---------- Input rows

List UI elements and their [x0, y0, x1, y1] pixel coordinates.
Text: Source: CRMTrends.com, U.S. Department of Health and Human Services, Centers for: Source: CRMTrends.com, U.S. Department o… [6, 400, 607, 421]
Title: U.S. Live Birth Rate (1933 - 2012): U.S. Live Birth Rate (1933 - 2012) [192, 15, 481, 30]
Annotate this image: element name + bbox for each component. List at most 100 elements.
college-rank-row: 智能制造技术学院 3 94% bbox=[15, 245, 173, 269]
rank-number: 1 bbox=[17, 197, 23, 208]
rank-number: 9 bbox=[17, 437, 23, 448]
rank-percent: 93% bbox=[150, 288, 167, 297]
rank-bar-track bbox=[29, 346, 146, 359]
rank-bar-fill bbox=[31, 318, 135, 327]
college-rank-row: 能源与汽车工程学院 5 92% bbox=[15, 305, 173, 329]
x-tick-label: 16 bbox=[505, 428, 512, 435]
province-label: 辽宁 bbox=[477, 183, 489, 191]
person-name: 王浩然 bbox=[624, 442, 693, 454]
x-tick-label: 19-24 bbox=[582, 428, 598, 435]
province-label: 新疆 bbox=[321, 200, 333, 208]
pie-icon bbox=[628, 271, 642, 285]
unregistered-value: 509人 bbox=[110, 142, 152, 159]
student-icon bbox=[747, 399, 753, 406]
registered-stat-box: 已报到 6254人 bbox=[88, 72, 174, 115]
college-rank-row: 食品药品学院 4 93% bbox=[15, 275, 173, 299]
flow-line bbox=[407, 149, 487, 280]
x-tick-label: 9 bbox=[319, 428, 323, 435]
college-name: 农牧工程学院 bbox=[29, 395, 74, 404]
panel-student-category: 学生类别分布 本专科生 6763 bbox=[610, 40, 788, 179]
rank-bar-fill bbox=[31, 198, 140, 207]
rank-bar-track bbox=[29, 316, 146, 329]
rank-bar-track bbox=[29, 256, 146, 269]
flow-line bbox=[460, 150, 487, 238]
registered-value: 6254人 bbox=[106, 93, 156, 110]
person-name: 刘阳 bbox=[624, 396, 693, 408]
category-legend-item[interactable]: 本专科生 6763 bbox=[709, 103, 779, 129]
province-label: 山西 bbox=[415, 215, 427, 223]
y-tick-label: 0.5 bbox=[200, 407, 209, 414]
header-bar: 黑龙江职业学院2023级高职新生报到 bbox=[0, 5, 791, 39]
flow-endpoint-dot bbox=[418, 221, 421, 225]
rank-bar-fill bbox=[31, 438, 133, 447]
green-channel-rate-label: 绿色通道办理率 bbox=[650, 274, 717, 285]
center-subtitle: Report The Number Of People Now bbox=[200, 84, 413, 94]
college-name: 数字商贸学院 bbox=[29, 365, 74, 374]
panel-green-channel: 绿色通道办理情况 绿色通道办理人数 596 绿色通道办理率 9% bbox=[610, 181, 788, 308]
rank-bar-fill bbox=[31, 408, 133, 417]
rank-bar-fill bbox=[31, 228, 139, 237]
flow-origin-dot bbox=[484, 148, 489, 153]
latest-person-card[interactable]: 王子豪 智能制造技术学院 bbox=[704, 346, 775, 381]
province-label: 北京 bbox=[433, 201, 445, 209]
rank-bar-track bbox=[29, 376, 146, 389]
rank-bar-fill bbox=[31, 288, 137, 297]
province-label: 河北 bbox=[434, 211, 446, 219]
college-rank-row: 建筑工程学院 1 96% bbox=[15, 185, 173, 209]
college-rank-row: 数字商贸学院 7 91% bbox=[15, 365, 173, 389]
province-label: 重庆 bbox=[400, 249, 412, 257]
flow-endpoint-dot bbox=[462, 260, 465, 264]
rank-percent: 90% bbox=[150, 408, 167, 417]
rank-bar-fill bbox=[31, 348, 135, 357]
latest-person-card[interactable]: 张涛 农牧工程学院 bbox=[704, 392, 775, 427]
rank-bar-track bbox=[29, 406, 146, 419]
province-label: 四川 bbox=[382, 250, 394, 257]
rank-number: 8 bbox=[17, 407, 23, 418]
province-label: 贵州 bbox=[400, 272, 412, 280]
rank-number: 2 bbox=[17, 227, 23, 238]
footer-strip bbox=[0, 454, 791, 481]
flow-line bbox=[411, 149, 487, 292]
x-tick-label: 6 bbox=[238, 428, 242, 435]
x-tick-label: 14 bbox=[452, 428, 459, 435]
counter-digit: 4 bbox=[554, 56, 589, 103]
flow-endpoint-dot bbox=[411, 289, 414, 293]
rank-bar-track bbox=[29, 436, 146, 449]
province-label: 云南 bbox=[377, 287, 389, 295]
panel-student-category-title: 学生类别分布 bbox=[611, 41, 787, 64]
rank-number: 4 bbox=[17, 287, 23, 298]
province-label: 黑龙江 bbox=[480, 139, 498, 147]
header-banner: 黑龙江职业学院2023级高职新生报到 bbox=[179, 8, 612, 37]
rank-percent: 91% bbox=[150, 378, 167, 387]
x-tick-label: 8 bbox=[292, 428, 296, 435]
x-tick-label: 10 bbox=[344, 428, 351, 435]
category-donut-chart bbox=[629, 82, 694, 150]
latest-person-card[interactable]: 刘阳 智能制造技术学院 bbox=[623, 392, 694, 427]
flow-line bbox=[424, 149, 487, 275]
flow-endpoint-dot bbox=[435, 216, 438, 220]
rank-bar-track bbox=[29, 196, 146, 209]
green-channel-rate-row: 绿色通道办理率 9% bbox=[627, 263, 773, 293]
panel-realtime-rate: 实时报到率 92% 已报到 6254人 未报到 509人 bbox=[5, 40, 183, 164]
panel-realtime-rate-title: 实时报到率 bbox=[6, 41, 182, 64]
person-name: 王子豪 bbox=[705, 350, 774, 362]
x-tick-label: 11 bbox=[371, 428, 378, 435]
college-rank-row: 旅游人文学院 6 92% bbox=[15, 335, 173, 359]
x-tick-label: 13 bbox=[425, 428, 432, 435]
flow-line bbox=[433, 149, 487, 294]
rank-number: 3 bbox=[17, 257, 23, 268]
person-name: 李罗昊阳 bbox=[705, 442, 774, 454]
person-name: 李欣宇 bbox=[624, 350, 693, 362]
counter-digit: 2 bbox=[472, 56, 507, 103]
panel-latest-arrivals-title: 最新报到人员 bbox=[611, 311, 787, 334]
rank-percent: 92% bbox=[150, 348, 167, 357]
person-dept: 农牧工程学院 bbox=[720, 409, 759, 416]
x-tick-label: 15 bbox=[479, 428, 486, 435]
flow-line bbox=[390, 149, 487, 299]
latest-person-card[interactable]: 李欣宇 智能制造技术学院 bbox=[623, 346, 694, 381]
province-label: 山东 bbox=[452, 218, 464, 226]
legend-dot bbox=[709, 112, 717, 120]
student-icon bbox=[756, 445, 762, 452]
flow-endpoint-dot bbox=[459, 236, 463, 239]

--------------------

Directions> From the records above, pull out every line that contains the string "digit", matching case exactly.

Reply>
counter-digit: 4 bbox=[554, 56, 589, 103]
counter-digit: 2 bbox=[472, 56, 507, 103]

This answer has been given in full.